**RECORDED INFORMATION**:

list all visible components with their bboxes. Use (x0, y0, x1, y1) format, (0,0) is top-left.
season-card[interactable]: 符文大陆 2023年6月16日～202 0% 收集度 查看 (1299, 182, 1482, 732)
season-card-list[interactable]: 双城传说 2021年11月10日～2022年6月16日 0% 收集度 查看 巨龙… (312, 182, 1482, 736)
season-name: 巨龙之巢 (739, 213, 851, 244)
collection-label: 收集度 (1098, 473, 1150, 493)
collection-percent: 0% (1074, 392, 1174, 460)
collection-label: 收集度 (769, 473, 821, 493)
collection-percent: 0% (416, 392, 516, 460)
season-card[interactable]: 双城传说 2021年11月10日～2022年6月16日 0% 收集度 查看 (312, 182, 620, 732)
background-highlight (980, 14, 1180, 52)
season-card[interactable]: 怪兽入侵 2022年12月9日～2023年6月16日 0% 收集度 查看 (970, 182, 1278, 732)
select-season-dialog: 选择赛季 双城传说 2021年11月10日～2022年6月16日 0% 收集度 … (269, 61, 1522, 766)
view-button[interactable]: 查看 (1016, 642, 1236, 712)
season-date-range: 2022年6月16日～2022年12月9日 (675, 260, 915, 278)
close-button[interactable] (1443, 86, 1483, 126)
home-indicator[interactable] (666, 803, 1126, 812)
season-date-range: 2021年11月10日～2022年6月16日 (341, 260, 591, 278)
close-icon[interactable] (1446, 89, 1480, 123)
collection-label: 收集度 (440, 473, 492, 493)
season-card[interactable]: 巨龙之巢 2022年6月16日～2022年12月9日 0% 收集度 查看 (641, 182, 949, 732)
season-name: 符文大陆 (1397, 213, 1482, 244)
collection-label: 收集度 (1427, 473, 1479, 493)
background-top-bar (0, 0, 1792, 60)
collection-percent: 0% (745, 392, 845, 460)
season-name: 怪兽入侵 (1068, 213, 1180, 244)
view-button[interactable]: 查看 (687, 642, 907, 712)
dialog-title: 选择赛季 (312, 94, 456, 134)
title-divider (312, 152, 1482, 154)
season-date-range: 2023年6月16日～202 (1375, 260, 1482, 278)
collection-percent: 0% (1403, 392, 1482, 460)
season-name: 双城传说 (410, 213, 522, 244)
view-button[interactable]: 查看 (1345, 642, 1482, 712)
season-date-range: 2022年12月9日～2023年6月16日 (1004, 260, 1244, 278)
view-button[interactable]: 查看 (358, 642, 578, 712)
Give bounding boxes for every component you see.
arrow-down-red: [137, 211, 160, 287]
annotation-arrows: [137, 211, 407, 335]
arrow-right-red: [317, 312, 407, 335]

**STATED TASK**:
Reproduce the data above, copying every line character for character.

**WRITTEN ANSWER**:
list all visible components with their bboxes. Use (x0, y0, x1, y1) format, (0,0) is top-left.
season-card[interactable]: 符文大陆 2023年6月16日～202 0% 收集度 查看 (1299, 182, 1482, 732)
season-card-list[interactable]: 双城传说 2021年11月10日～2022年6月16日 0% 收集度 查看 巨龙… (312, 182, 1482, 736)
season-name: 巨龙之巢 (739, 213, 851, 244)
collection-label: 收集度 (1098, 473, 1150, 493)
collection-percent: 0% (1074, 392, 1174, 460)
collection-label: 收集度 (769, 473, 821, 493)
collection-percent: 0% (416, 392, 516, 460)
season-card[interactable]: 双城传说 2021年11月10日～2022年6月16日 0% 收集度 查看 (312, 182, 620, 732)
background-highlight (980, 14, 1180, 52)
season-card[interactable]: 怪兽入侵 2022年12月9日～2023年6月16日 0% 收集度 查看 (970, 182, 1278, 732)
select-season-dialog: 选择赛季 双城传说 2021年11月10日～2022年6月16日 0% 收集度 … (269, 61, 1522, 766)
view-button[interactable]: 查看 (1016, 642, 1236, 712)
season-date-range: 2022年6月16日～2022年12月9日 (675, 260, 915, 278)
close-button[interactable] (1443, 86, 1483, 126)
home-indicator[interactable] (666, 803, 1126, 812)
season-date-range: 2021年11月10日～2022年6月16日 (341, 260, 591, 278)
close-icon[interactable] (1446, 89, 1480, 123)
collection-label: 收集度 (440, 473, 492, 493)
season-card[interactable]: 巨龙之巢 2022年6月16日～2022年12月9日 0% 收集度 查看 (641, 182, 949, 732)
season-name: 符文大陆 (1397, 213, 1482, 244)
collection-label: 收集度 (1427, 473, 1479, 493)
background-top-bar (0, 0, 1792, 60)
collection-percent: 0% (745, 392, 845, 460)
season-name: 怪兽入侵 (1068, 213, 1180, 244)
view-button[interactable]: 查看 (687, 642, 907, 712)
dialog-title: 选择赛季 (312, 94, 456, 134)
title-divider (312, 152, 1482, 154)
season-date-range: 2023年6月16日～202 (1375, 260, 1482, 278)
collection-percent: 0% (1403, 392, 1482, 460)
season-name: 双城传说 (410, 213, 522, 244)
view-button[interactable]: 查看 (1345, 642, 1482, 712)
season-date-range: 2022年12月9日～2023年6月16日 (1004, 260, 1244, 278)
view-button[interactable]: 查看 (358, 642, 578, 712)
Give bounding boxes for every component you see.
arrow-down-red: [137, 211, 160, 287]
annotation-arrows: [137, 211, 407, 335]
arrow-right-red: [317, 312, 407, 335]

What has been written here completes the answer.